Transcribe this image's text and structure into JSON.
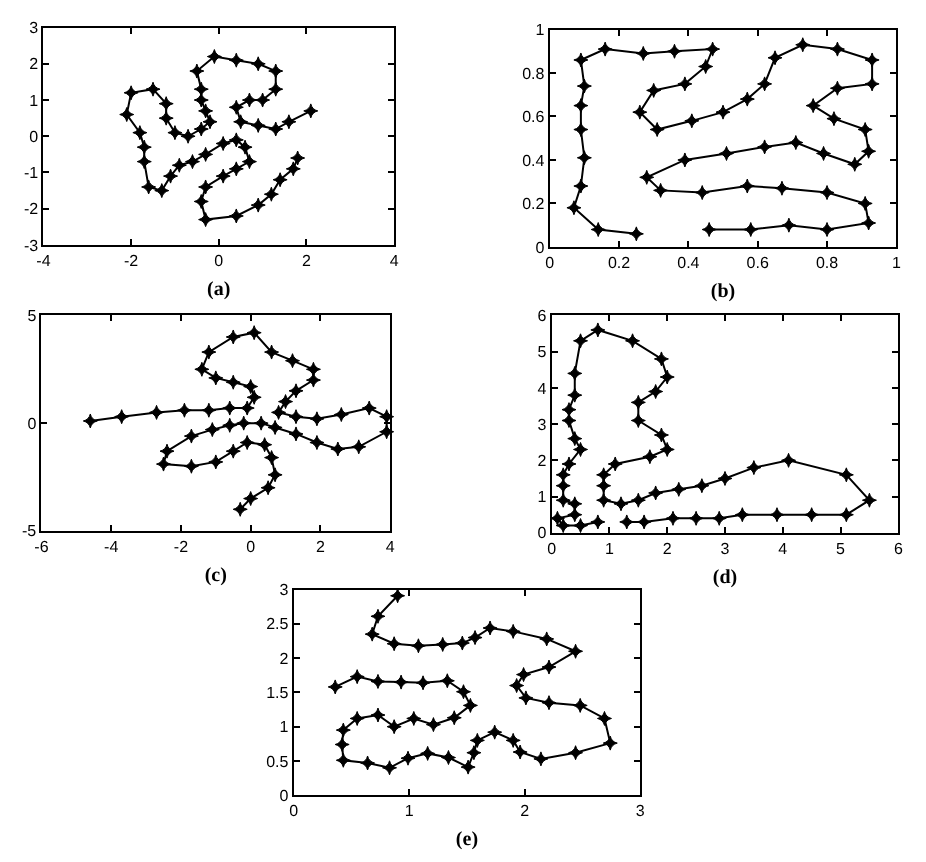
{
  "chart_data": [
    {
      "type": "line",
      "xlabel": "(a)",
      "color": "#000000",
      "marker": "star",
      "line_style": "solid",
      "xlim": [
        -4,
        4
      ],
      "ylim": [
        -3,
        3
      ],
      "xticks": [
        -4,
        -2,
        0,
        2,
        4
      ],
      "yticks": [
        -3,
        -2,
        -1,
        0,
        1,
        2,
        3
      ],
      "x": [
        2.1,
        1.6,
        1.3,
        0.9,
        0.5,
        0.4,
        0.7,
        1.0,
        1.3,
        1.3,
        0.9,
        0.4,
        -0.1,
        -0.5,
        -0.4,
        -0.4,
        -0.3,
        -0.2,
        -0.4,
        -0.7,
        -1.0,
        -1.2,
        -1.2,
        -1.5,
        -2.0,
        -2.1,
        -1.8,
        -1.7,
        -1.7,
        -1.6,
        -1.3,
        -1.1,
        -0.9,
        -0.6,
        -0.3,
        0.1,
        0.4,
        0.6,
        0.7,
        0.4,
        0.1,
        -0.3,
        -0.4,
        -0.3,
        0.4,
        0.9,
        1.2,
        1.4,
        1.7,
        1.8
      ],
      "values": [
        0.7,
        0.4,
        0.2,
        0.3,
        0.4,
        0.8,
        1.0,
        1.0,
        1.3,
        1.8,
        2.0,
        2.1,
        2.2,
        1.8,
        1.3,
        1.0,
        0.7,
        0.4,
        0.2,
        0.0,
        0.1,
        0.5,
        0.9,
        1.3,
        1.2,
        0.6,
        0.1,
        -0.3,
        -0.7,
        -1.4,
        -1.5,
        -1.1,
        -0.8,
        -0.7,
        -0.5,
        -0.2,
        -0.1,
        -0.3,
        -0.7,
        -0.9,
        -1.1,
        -1.4,
        -1.8,
        -2.3,
        -2.2,
        -1.9,
        -1.6,
        -1.2,
        -0.9,
        -0.6
      ]
    },
    {
      "type": "line",
      "xlabel": "(b)",
      "color": "#000000",
      "marker": "star",
      "line_style": "solid",
      "xlim": [
        0,
        1
      ],
      "ylim": [
        0,
        1
      ],
      "xticks": [
        0,
        0.2,
        0.4,
        0.6,
        0.8,
        1
      ],
      "yticks": [
        0,
        0.2,
        0.4,
        0.6,
        0.8,
        1
      ],
      "x": [
        0.25,
        0.14,
        0.07,
        0.09,
        0.1,
        0.09,
        0.09,
        0.1,
        0.09,
        0.16,
        0.27,
        0.36,
        0.47,
        0.45,
        0.39,
        0.3,
        0.26,
        0.31,
        0.41,
        0.5,
        0.57,
        0.62,
        0.65,
        0.73,
        0.83,
        0.93,
        0.93,
        0.83,
        0.76,
        0.82,
        0.91,
        0.92,
        0.88,
        0.79,
        0.71,
        0.62,
        0.51,
        0.39,
        0.28,
        0.32,
        0.44,
        0.57,
        0.67,
        0.8,
        0.91,
        0.92,
        0.8,
        0.69,
        0.58,
        0.46
      ],
      "values": [
        0.06,
        0.08,
        0.18,
        0.28,
        0.41,
        0.54,
        0.65,
        0.74,
        0.86,
        0.91,
        0.89,
        0.9,
        0.91,
        0.83,
        0.75,
        0.72,
        0.62,
        0.54,
        0.58,
        0.62,
        0.68,
        0.75,
        0.87,
        0.93,
        0.91,
        0.86,
        0.75,
        0.73,
        0.65,
        0.59,
        0.54,
        0.44,
        0.38,
        0.43,
        0.48,
        0.46,
        0.43,
        0.4,
        0.32,
        0.26,
        0.25,
        0.28,
        0.27,
        0.25,
        0.2,
        0.11,
        0.08,
        0.1,
        0.08,
        0.08
      ]
    },
    {
      "type": "line",
      "xlabel": "(c)",
      "color": "#000000",
      "marker": "star",
      "line_style": "solid",
      "xlim": [
        -6,
        4
      ],
      "ylim": [
        -5,
        5
      ],
      "xticks": [
        -6,
        -4,
        -2,
        0,
        2,
        4
      ],
      "yticks": [
        -5,
        0,
        5
      ],
      "x": [
        -4.6,
        -3.7,
        -2.7,
        -1.9,
        -1.2,
        -0.6,
        -0.1,
        0.1,
        0.0,
        -0.5,
        -1.0,
        -1.4,
        -1.2,
        -0.5,
        0.1,
        0.6,
        1.2,
        1.8,
        1.8,
        1.3,
        1.0,
        0.8,
        1.3,
        1.9,
        2.6,
        3.4,
        3.9,
        3.9,
        3.1,
        2.5,
        1.9,
        1.3,
        0.7,
        0.3,
        -0.2,
        -0.6,
        -1.1,
        -1.7,
        -2.4,
        -2.5,
        -1.7,
        -1.0,
        -0.5,
        -0.1,
        0.4,
        0.6,
        0.7,
        0.5,
        0.0,
        -0.3
      ],
      "values": [
        0.1,
        0.3,
        0.5,
        0.6,
        0.6,
        0.7,
        0.7,
        1.2,
        1.7,
        1.9,
        2.1,
        2.5,
        3.3,
        4.0,
        4.2,
        3.3,
        2.9,
        2.5,
        2.0,
        1.5,
        1.0,
        0.5,
        0.3,
        0.2,
        0.4,
        0.7,
        0.3,
        -0.4,
        -1.1,
        -1.2,
        -0.9,
        -0.5,
        -0.2,
        0.0,
        0.0,
        -0.1,
        -0.3,
        -0.6,
        -1.3,
        -1.9,
        -2.0,
        -1.8,
        -1.3,
        -0.9,
        -1.0,
        -1.6,
        -2.4,
        -3.0,
        -3.5,
        -4.0
      ]
    },
    {
      "type": "line",
      "xlabel": "(d)",
      "color": "#000000",
      "marker": "star",
      "line_style": "solid",
      "xlim": [
        0,
        6
      ],
      "ylim": [
        0,
        6
      ],
      "xticks": [
        0,
        1,
        2,
        3,
        4,
        5,
        6
      ],
      "yticks": [
        0,
        1,
        2,
        3,
        4,
        5,
        6
      ],
      "x": [
        0.8,
        0.5,
        0.2,
        0.1,
        0.4,
        0.4,
        0.2,
        0.2,
        0.2,
        0.3,
        0.5,
        0.4,
        0.3,
        0.3,
        0.4,
        0.4,
        0.5,
        0.8,
        1.4,
        1.9,
        2.0,
        1.8,
        1.5,
        1.5,
        1.9,
        2.0,
        1.7,
        1.1,
        0.9,
        0.9,
        0.9,
        1.2,
        1.5,
        1.8,
        2.2,
        2.6,
        3.0,
        3.5,
        4.1,
        5.1,
        5.5,
        5.1,
        4.5,
        3.9,
        3.3,
        2.9,
        2.5,
        2.1,
        1.6,
        1.3
      ],
      "values": [
        0.3,
        0.2,
        0.2,
        0.4,
        0.5,
        0.8,
        0.9,
        1.3,
        1.6,
        1.9,
        2.3,
        2.6,
        3.1,
        3.4,
        3.8,
        4.4,
        5.3,
        5.6,
        5.3,
        4.8,
        4.3,
        3.9,
        3.6,
        3.1,
        2.7,
        2.3,
        2.1,
        1.9,
        1.6,
        1.3,
        0.9,
        0.8,
        0.9,
        1.1,
        1.2,
        1.3,
        1.5,
        1.8,
        2.0,
        1.6,
        0.9,
        0.5,
        0.5,
        0.5,
        0.5,
        0.4,
        0.4,
        0.4,
        0.3,
        0.3
      ]
    },
    {
      "type": "line",
      "xlabel": "(e)",
      "color": "#000000",
      "marker": "star",
      "line_style": "solid",
      "xlim": [
        0,
        3
      ],
      "ylim": [
        0,
        3
      ],
      "xticks": [
        0,
        1,
        2,
        3
      ],
      "yticks": [
        0,
        0.5,
        1,
        1.5,
        2,
        2.5,
        3
      ],
      "x": [
        0.9,
        0.73,
        0.68,
        0.87,
        1.08,
        1.29,
        1.46,
        1.57,
        1.7,
        1.9,
        2.19,
        2.44,
        2.21,
        1.99,
        1.93,
        2.01,
        2.21,
        2.48,
        2.69,
        2.74,
        2.44,
        2.14,
        1.96,
        1.9,
        1.74,
        1.59,
        1.56,
        1.51,
        1.34,
        1.16,
        0.99,
        0.83,
        0.64,
        0.43,
        0.42,
        0.43,
        0.55,
        0.73,
        0.87,
        1.04,
        1.21,
        1.39,
        1.53,
        1.47,
        1.33,
        1.12,
        0.93,
        0.73,
        0.55,
        0.36
      ],
      "values": [
        2.91,
        2.61,
        2.35,
        2.21,
        2.18,
        2.2,
        2.22,
        2.3,
        2.44,
        2.39,
        2.28,
        2.1,
        1.87,
        1.76,
        1.6,
        1.42,
        1.35,
        1.31,
        1.12,
        0.76,
        0.62,
        0.53,
        0.63,
        0.8,
        0.92,
        0.8,
        0.62,
        0.41,
        0.55,
        0.61,
        0.54,
        0.4,
        0.47,
        0.51,
        0.74,
        0.95,
        1.12,
        1.17,
        1.0,
        1.12,
        1.03,
        1.13,
        1.31,
        1.51,
        1.67,
        1.64,
        1.65,
        1.66,
        1.73,
        1.58
      ]
    }
  ]
}
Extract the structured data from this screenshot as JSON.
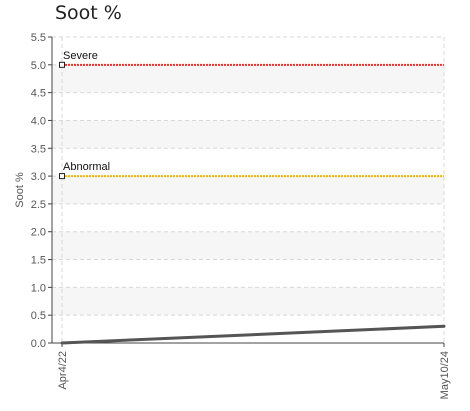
{
  "chart_data": {
    "type": "line",
    "title": "Soot %",
    "ylabel": "Soot %",
    "xlabel": "",
    "ylim": [
      0,
      5.5
    ],
    "y_ticks": [
      "0.0",
      "0.5",
      "1.0",
      "1.5",
      "2.0",
      "2.5",
      "3.0",
      "3.5",
      "4.0",
      "4.5",
      "5.0",
      "5.5"
    ],
    "x": [
      "Apr4/22",
      "May10/24"
    ],
    "series": [
      {
        "values": [
          0.0,
          0.3
        ],
        "color": "#555555"
      }
    ],
    "thresholds": [
      {
        "name": "Severe",
        "value": 5.0,
        "color": "#e8322a"
      },
      {
        "name": "Abnormal",
        "value": 3.0,
        "color": "#f2b705"
      }
    ],
    "grid": true
  }
}
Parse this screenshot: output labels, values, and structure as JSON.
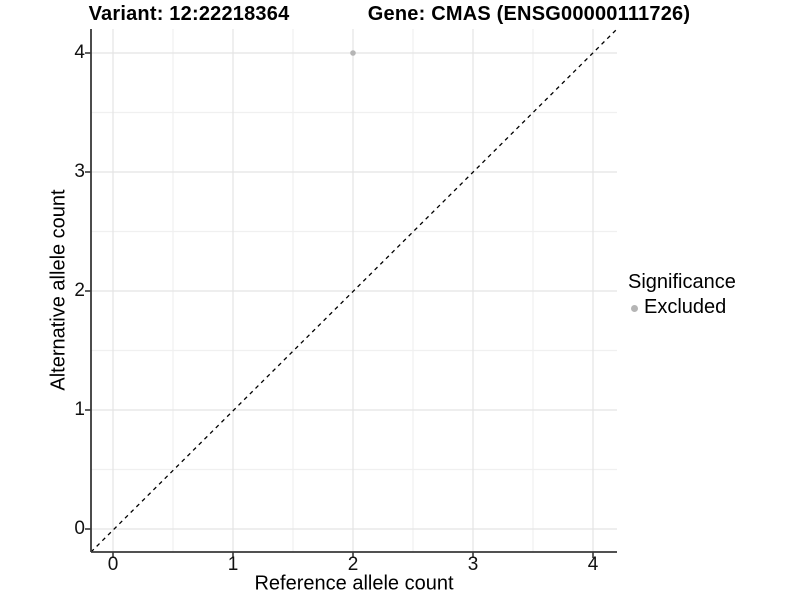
{
  "titles": {
    "variant": "Variant: 12:22218364",
    "gene": "Gene: CMAS (ENSG00000111726)"
  },
  "axes": {
    "x": {
      "label": "Reference allele count",
      "tick_labels": [
        "0",
        "1",
        "2",
        "3",
        "4"
      ]
    },
    "y": {
      "label": "Alternative allele count",
      "tick_labels": [
        "0",
        "1",
        "2",
        "3",
        "4"
      ]
    }
  },
  "legend": {
    "title": "Significance",
    "items": [
      {
        "label": "Excluded",
        "color": "#b5b5b5",
        "marker": "circle-icon"
      }
    ]
  },
  "colors": {
    "point_excluded": "#b5b5b5",
    "axis_line": "#383838",
    "grid_major": "#e4e4e4",
    "grid_minor": "#f0f0f0",
    "reference_line": "#000000",
    "background": "#ffffff"
  },
  "chart_data": {
    "type": "scatter",
    "title": "Variant: 12:22218364 | Gene: CMAS (ENSG00000111726)",
    "xlabel": "Reference allele count",
    "ylabel": "Alternative allele count",
    "xlim": [
      -0.2,
      4.2
    ],
    "ylim": [
      -0.2,
      4.2
    ],
    "x_ticks": [
      0,
      1,
      2,
      3,
      4
    ],
    "y_ticks": [
      0,
      1,
      2,
      3,
      4
    ],
    "grid": true,
    "grid_minor": true,
    "legend_position": "right",
    "series": [
      {
        "name": "Excluded",
        "color": "#b5b5b5",
        "points": [
          {
            "x": 2,
            "y": 4
          }
        ]
      }
    ],
    "reference_line": {
      "kind": "identity y=x",
      "style": "dashed",
      "color": "#000000",
      "from": [
        -0.2,
        -0.2
      ],
      "to": [
        4.2,
        4.2
      ]
    }
  }
}
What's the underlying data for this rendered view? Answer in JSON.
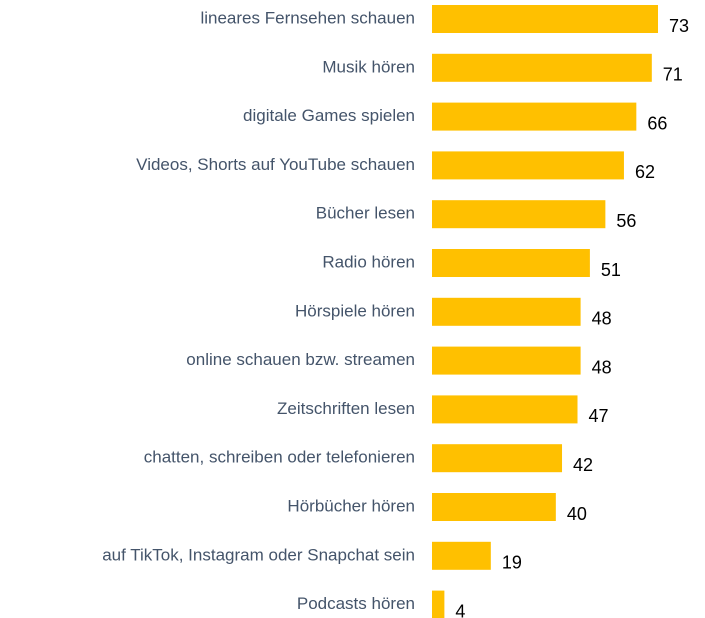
{
  "chart_data": {
    "type": "bar",
    "orientation": "horizontal",
    "categories": [
      "lineares Fernsehen schauen",
      "Musik hören",
      "digitale Games spielen",
      "Videos, Shorts auf YouTube schauen",
      "Bücher lesen",
      "Radio hören",
      "Hörspiele hören",
      "online schauen bzw. streamen",
      "Zeitschriften lesen",
      "chatten, schreiben oder telefonieren",
      "Hörbücher hören",
      "auf TikTok, Instagram oder Snapchat sein",
      "Podcasts hören"
    ],
    "values": [
      73,
      71,
      66,
      62,
      56,
      51,
      48,
      48,
      47,
      42,
      40,
      19,
      4
    ],
    "color": "#ffc000"
  }
}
+===+
* **TASK TO COMPLETE**
Extract only the lines from the line containing "What's the underlying" through the final line of the records; keep both ends and drop every picture.

* **EXERCISE RESPONSE**
What's the underlying data for this rendered view? Answer in JSON.
{
  "chart_data": {
    "type": "bar",
    "orientation": "horizontal",
    "categories": [
      "lineares Fernsehen schauen",
      "Musik hören",
      "digitale Games spielen",
      "Videos, Shorts auf YouTube schauen",
      "Bücher lesen",
      "Radio hören",
      "Hörspiele hören",
      "online schauen bzw. streamen",
      "Zeitschriften lesen",
      "chatten, schreiben oder telefonieren",
      "Hörbücher hören",
      "auf TikTok, Instagram oder Snapchat sein",
      "Podcasts hören"
    ],
    "values": [
      73,
      71,
      66,
      62,
      56,
      51,
      48,
      48,
      47,
      42,
      40,
      19,
      4
    ],
    "color": "#ffc000"
  }
}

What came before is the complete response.